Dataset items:
+---+

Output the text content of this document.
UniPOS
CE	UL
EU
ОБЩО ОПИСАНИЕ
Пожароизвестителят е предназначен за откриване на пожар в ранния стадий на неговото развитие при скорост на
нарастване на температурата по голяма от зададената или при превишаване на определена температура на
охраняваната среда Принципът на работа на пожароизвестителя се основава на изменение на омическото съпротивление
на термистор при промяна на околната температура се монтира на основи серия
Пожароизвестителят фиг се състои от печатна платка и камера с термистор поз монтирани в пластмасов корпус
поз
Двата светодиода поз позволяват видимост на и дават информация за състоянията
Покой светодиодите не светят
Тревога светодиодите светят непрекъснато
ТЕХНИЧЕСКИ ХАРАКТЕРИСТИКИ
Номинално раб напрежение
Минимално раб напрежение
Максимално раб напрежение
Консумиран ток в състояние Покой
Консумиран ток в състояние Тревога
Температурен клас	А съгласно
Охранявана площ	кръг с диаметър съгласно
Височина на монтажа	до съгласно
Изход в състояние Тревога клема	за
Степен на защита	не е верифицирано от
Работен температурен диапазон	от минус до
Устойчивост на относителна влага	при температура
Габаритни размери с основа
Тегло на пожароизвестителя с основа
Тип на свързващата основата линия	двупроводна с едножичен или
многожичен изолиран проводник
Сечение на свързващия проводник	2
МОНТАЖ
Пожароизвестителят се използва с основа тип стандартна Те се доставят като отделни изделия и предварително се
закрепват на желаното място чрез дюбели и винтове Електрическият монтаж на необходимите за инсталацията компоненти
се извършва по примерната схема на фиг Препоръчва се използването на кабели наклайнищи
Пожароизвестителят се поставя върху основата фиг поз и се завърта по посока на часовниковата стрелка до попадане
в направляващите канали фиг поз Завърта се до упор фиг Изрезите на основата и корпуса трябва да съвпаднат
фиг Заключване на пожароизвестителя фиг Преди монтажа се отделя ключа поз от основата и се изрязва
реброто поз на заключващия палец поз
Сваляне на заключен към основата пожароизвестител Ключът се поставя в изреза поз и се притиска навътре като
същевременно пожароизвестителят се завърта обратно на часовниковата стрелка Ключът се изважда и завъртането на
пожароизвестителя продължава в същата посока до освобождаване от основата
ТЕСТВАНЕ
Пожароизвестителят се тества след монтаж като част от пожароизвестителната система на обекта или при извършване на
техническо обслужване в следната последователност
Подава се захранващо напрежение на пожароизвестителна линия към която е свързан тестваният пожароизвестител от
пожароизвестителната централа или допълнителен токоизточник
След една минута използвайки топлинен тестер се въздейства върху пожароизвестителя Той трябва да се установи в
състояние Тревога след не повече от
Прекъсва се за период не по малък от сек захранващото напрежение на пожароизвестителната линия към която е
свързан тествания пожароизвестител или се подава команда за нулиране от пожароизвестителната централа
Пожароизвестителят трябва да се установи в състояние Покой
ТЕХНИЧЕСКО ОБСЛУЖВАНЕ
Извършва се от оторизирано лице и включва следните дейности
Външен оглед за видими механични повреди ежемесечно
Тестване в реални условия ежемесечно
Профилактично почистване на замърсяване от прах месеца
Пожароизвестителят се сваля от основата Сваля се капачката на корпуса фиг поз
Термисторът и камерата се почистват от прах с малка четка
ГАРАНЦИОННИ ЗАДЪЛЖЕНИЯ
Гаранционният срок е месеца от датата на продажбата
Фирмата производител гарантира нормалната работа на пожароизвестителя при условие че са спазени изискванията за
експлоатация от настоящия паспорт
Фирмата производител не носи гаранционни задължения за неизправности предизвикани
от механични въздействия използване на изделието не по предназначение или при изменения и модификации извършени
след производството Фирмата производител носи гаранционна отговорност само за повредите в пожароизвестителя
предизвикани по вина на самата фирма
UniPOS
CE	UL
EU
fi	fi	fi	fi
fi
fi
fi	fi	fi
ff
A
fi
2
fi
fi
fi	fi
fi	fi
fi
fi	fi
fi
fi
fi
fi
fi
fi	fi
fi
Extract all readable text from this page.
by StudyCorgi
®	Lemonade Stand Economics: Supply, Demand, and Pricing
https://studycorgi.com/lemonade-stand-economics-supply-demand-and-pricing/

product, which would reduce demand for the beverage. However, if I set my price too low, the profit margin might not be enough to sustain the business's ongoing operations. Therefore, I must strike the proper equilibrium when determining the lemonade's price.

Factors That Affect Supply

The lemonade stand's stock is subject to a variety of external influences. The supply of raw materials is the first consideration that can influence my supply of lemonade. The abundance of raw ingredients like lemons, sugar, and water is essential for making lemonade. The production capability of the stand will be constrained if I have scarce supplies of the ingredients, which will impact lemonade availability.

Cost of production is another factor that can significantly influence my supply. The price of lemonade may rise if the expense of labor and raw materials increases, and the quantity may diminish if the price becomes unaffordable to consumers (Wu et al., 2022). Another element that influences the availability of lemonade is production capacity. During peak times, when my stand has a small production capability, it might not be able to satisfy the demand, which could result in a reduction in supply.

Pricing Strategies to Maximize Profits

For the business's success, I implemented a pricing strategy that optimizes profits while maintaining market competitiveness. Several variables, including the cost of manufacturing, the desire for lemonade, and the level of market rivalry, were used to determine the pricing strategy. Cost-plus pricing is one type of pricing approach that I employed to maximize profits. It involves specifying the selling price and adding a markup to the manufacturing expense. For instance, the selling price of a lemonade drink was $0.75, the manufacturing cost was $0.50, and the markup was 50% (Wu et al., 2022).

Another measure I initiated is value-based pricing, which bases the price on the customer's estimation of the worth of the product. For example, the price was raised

+---+

Reply with one number only: the count of lines in the entries that contain "influence".

2